Stated goal »
Write out every line of the records below verbatim, leaving out the pictures.

Layout region records:
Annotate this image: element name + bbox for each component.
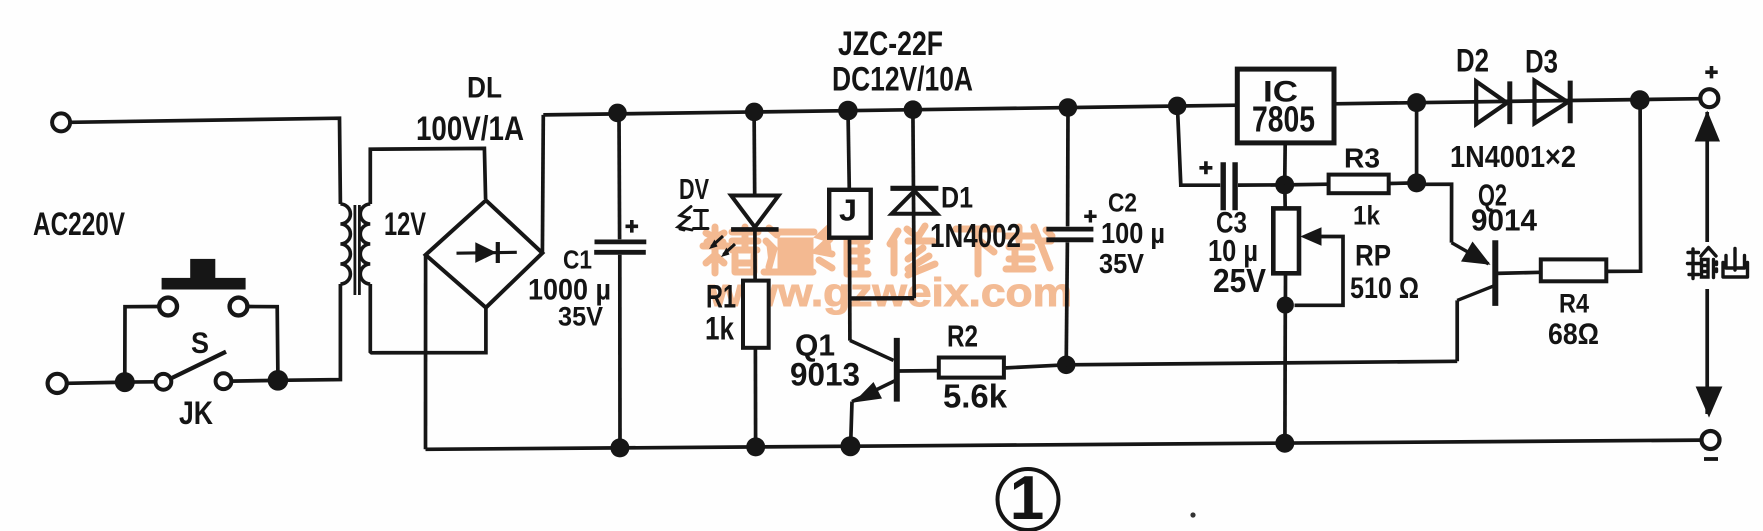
node R2/C2/Q2 junction dot	[1057, 356, 1076, 375]
C1 plus sign	[626, 220, 639, 233]
wire switch right contact to node B	[231, 379, 270, 383]
capacitor C3	[1177, 106, 1220, 185]
bridge rectifier diamond	[426, 200, 543, 307]
C2 plus sign	[1084, 210, 1096, 222]
output minus sign	[1704, 457, 1718, 461]
wire R3 node to Q2 collector	[1417, 184, 1452, 242]
output plus terminal	[1700, 89, 1718, 107]
svg-text:1N4001×2: 1N4001×2	[1450, 139, 1576, 174]
node B junction dot	[268, 370, 289, 391]
pushbutton JK left pin	[159, 298, 177, 316]
resistor R4	[1541, 259, 1607, 281]
label hong (red) chinese char	[678, 207, 708, 231]
pushbutton JK right pin	[230, 298, 248, 316]
IC U1 7805 box	[1237, 69, 1334, 143]
svg-text:DC12V/10A: DC12V/10A	[832, 61, 973, 99]
capacitor C1	[617, 114, 621, 240]
C3 plus sign	[1199, 161, 1212, 174]
svg-text:C2: C2	[1108, 188, 1137, 218]
wire bridge minus to bottom bus	[424, 255, 428, 449]
diode D3	[1535, 81, 1568, 124]
label shuchu (output) chinese chars	[1688, 248, 1748, 279]
input terminal top-left	[52, 113, 70, 131]
pushbutton JK cap	[190, 259, 215, 279]
svg-text:35V: 35V	[1099, 248, 1144, 279]
wire node A to switch left contact	[125, 380, 156, 384]
diode D2	[1476, 81, 1507, 124]
svg-text:DL: DL	[467, 72, 502, 105]
output arrow up head	[1695, 111, 1720, 142]
scan speck	[1190, 512, 1195, 517]
relay coil J	[848, 111, 849, 190]
bridge inner diode	[457, 251, 517, 255]
IC ground pin	[1283, 143, 1287, 185]
svg-text:68Ω: 68Ω	[1548, 318, 1599, 351]
svg-text:510 Ω: 510 Ω	[1350, 272, 1419, 305]
resistor R3	[1285, 182, 1329, 186]
bottom bus wire	[426, 440, 1702, 449]
svg-text:R3: R3	[1344, 143, 1380, 174]
svg-text:JK: JK	[179, 395, 213, 431]
capacitor C2	[1066, 108, 1070, 227]
wire bridge plus to top bus	[541, 115, 546, 253]
RP bottom junction dot	[1277, 297, 1294, 314]
wire D1 to relay bottom	[849, 296, 915, 301]
svg-text:1k: 1k	[705, 311, 734, 347]
transformer DL core	[353, 205, 356, 295]
svg-text:J: J	[839, 193, 857, 228]
transformer DL primary winding	[340, 204, 350, 284]
wire R3 node to top bus	[1415, 103, 1419, 183]
svg-text:9014: 9014	[1471, 203, 1538, 238]
figure number circled 1	[998, 469, 1059, 530]
input terminal bottom-left	[48, 374, 67, 393]
svg-text:1: 1	[1010, 464, 1044, 531]
junction dots on top bus	[608, 90, 1649, 517]
svg-text:7805: 7805	[1252, 99, 1315, 140]
svg-text:S: S	[191, 327, 209, 360]
node R3 right junction dot	[1407, 173, 1426, 192]
svg-text:D3: D3	[1525, 44, 1558, 80]
svg-text:R1: R1	[706, 279, 736, 315]
svg-text:D2: D2	[1456, 43, 1489, 79]
svg-text:R4: R4	[1559, 289, 1589, 319]
svg-text:25V: 25V	[1213, 262, 1266, 299]
svg-text:R2: R2	[947, 319, 978, 354]
output arrow shaft	[1705, 112, 1709, 242]
watermark chinese characters 精通维修下载	[703, 225, 1052, 275]
wire button left pin to node A	[125, 307, 159, 378]
switch S blade	[171, 352, 227, 379]
svg-text:DV: DV	[679, 174, 709, 206]
svg-text:D1: D1	[941, 182, 973, 215]
wire bottom-left terminal to node A	[67, 381, 115, 386]
wire secondary bottom to bridge bottom	[370, 284, 486, 353]
svg-text:AC220V: AC220V	[33, 206, 125, 242]
svg-text:JZC-22F: JZC-22F	[838, 25, 943, 63]
junction dots on bottom bus	[610, 438, 629, 457]
node A junction dot	[115, 372, 135, 392]
LED DV	[752, 112, 756, 196]
transistor Q2	[1492, 240, 1498, 306]
svg-text:1k: 1k	[1353, 201, 1381, 231]
resistor R2	[939, 358, 1004, 378]
svg-text:12V: 12V	[384, 206, 426, 242]
wire secondary top to bridge top	[370, 148, 485, 204]
svg-text:C1: C1	[563, 245, 592, 275]
top bus wire right of IC	[1334, 99, 1701, 104]
wire RP to bottom bus	[1283, 305, 1287, 443]
potentiometer RP	[1283, 185, 1287, 209]
svg-text:1N4002: 1N4002	[930, 217, 1021, 254]
transistor Q1	[850, 340, 894, 360]
wire node to Q2 emitter	[1066, 361, 1457, 365]
switch S right contact	[216, 373, 232, 389]
diode D1	[913, 110, 914, 299]
output arrow down head	[1696, 387, 1723, 418]
top bus wire left of IC	[543, 105, 1237, 115]
wire node B to transformer primary bottom	[278, 284, 341, 380]
svg-text:RP: RP	[1355, 240, 1391, 273]
svg-text:5.6k: 5.6k	[943, 378, 1008, 415]
RP wiper arrow	[1300, 227, 1321, 246]
svg-text:35V: 35V	[558, 302, 603, 332]
node C3/IC/R3/RP junction dot	[1275, 175, 1294, 194]
resistor R1	[753, 232, 757, 281]
output plus sign	[1705, 66, 1717, 78]
svg-text:100 µ: 100 µ	[1101, 218, 1165, 250]
switch S left contact	[156, 374, 172, 390]
svg-text:100V/1A: 100V/1A	[416, 110, 524, 148]
output minus terminal	[1702, 431, 1720, 449]
transformer DL secondary winding	[360, 204, 370, 284]
wire button right pin to node B	[247, 307, 278, 376]
svg-text:9013: 9013	[790, 357, 860, 393]
wire top-left to transformer primary	[70, 118, 340, 204]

Solution below »
Annotate this image: element name + bbox for each component.
node R2/C2/Q2 junction dot	[1057, 356, 1076, 375]
C1 plus sign	[626, 220, 639, 233]
wire switch right contact to node B	[231, 379, 270, 383]
capacitor C3	[1177, 106, 1220, 185]
bridge rectifier diamond	[426, 200, 543, 307]
C2 plus sign	[1084, 210, 1096, 222]
output minus sign	[1704, 457, 1718, 461]
wire R3 node to Q2 collector	[1417, 184, 1452, 242]
output plus terminal	[1700, 89, 1718, 107]
svg-text:1N4001×2: 1N4001×2	[1450, 139, 1576, 174]
node B junction dot	[268, 370, 289, 391]
pushbutton JK left pin	[159, 298, 177, 316]
resistor R4	[1541, 259, 1607, 281]
label hong (red) chinese char	[678, 207, 708, 231]
pushbutton JK right pin	[230, 298, 248, 316]
IC U1 7805 box	[1237, 69, 1334, 143]
svg-text:DC12V/10A: DC12V/10A	[832, 61, 973, 99]
capacitor C1	[617, 114, 621, 240]
C3 plus sign	[1199, 161, 1212, 174]
svg-text:C2: C2	[1108, 188, 1137, 218]
wire bridge minus to bottom bus	[424, 255, 428, 449]
diode D3	[1535, 81, 1568, 124]
label shuchu (output) chinese chars	[1688, 248, 1748, 279]
input terminal top-left	[52, 113, 70, 131]
pushbutton JK cap	[190, 259, 215, 279]
svg-text:35V: 35V	[1099, 248, 1144, 279]
wire node A to switch left contact	[125, 380, 156, 384]
diode D2	[1476, 81, 1507, 124]
svg-text:DL: DL	[467, 72, 502, 105]
output arrow up head	[1695, 111, 1720, 142]
scan speck	[1190, 512, 1195, 517]
relay coil J	[848, 111, 849, 190]
bridge inner diode	[457, 251, 517, 255]
IC ground pin	[1283, 143, 1287, 185]
svg-text:68Ω: 68Ω	[1548, 318, 1599, 351]
svg-text:510 Ω: 510 Ω	[1350, 272, 1419, 305]
resistor R3	[1285, 182, 1329, 186]
bottom bus wire	[426, 440, 1702, 449]
svg-text:R3: R3	[1344, 143, 1380, 174]
svg-text:JK: JK	[179, 395, 213, 431]
capacitor C2	[1066, 108, 1070, 227]
wire bridge plus to top bus	[541, 115, 546, 253]
RP bottom junction dot	[1277, 297, 1294, 314]
wire D1 to relay bottom	[849, 296, 915, 301]
svg-text:1k: 1k	[705, 311, 734, 347]
transformer DL core	[353, 205, 356, 295]
svg-text:J: J	[839, 193, 857, 228]
transformer DL primary winding	[340, 204, 350, 284]
wire R3 node to top bus	[1415, 103, 1419, 183]
svg-text:9014: 9014	[1471, 203, 1538, 238]
figure number circled 1	[998, 469, 1059, 530]
input terminal bottom-left	[48, 374, 67, 393]
svg-text:1: 1	[1010, 464, 1044, 531]
junction dots on top bus	[608, 90, 1649, 517]
svg-text:7805: 7805	[1252, 99, 1315, 140]
svg-text:S: S	[191, 327, 209, 360]
node R3 right junction dot	[1407, 173, 1426, 192]
svg-text:D3: D3	[1525, 44, 1558, 80]
svg-text:R1: R1	[706, 279, 736, 315]
svg-text:D2: D2	[1456, 43, 1489, 79]
svg-text:R4: R4	[1559, 289, 1589, 319]
svg-text:25V: 25V	[1213, 262, 1266, 299]
svg-text:R2: R2	[947, 319, 978, 354]
output arrow shaft	[1705, 112, 1709, 242]
watermark chinese characters 精通维修下载	[703, 225, 1052, 275]
wire button left pin to node A	[125, 307, 159, 378]
switch S blade	[171, 352, 227, 379]
svg-text:DV: DV	[679, 174, 709, 206]
svg-text:D1: D1	[941, 182, 973, 215]
wire bottom-left terminal to node A	[67, 381, 115, 386]
wire secondary bottom to bridge bottom	[370, 284, 486, 353]
svg-text:AC220V: AC220V	[33, 206, 125, 242]
svg-text:JZC-22F: JZC-22F	[838, 25, 943, 63]
junction dots on bottom bus	[610, 438, 629, 457]
node A junction dot	[115, 372, 135, 392]
LED DV	[752, 112, 756, 196]
transistor Q2	[1492, 240, 1498, 306]
svg-text:1k: 1k	[1353, 201, 1381, 231]
resistor R2	[939, 358, 1004, 378]
svg-text:12V: 12V	[384, 206, 426, 242]
wire secondary top to bridge top	[370, 148, 485, 204]
svg-text:C1: C1	[563, 245, 592, 275]
top bus wire right of IC	[1334, 99, 1701, 104]
wire RP to bottom bus	[1283, 305, 1287, 443]
potentiometer RP	[1283, 185, 1287, 209]
svg-text:1N4002: 1N4002	[930, 217, 1021, 254]
transistor Q1	[850, 340, 894, 360]
wire node to Q2 emitter	[1066, 361, 1457, 365]
switch S right contact	[216, 373, 232, 389]
diode D1	[913, 110, 914, 299]
output arrow down head	[1696, 387, 1723, 418]
top bus wire left of IC	[543, 105, 1237, 115]
wire node B to transformer primary bottom	[278, 284, 341, 380]
svg-text:RP: RP	[1355, 240, 1391, 273]
svg-text:5.6k: 5.6k	[943, 378, 1008, 415]
RP wiper arrow	[1300, 227, 1321, 246]
svg-text:35V: 35V	[558, 302, 603, 332]
node C3/IC/R3/RP junction dot	[1275, 175, 1294, 194]
resistor R1	[753, 232, 757, 281]
output plus sign	[1705, 66, 1717, 78]
svg-text:100 µ: 100 µ	[1101, 218, 1165, 250]
switch S left contact	[156, 374, 172, 390]
svg-text:100V/1A: 100V/1A	[416, 110, 524, 148]
output minus terminal	[1702, 431, 1720, 449]
transformer DL secondary winding	[360, 204, 370, 284]
wire button right pin to node B	[247, 307, 278, 376]
svg-text:9013: 9013	[790, 357, 860, 393]
wire top-left to transformer primary	[70, 118, 340, 204]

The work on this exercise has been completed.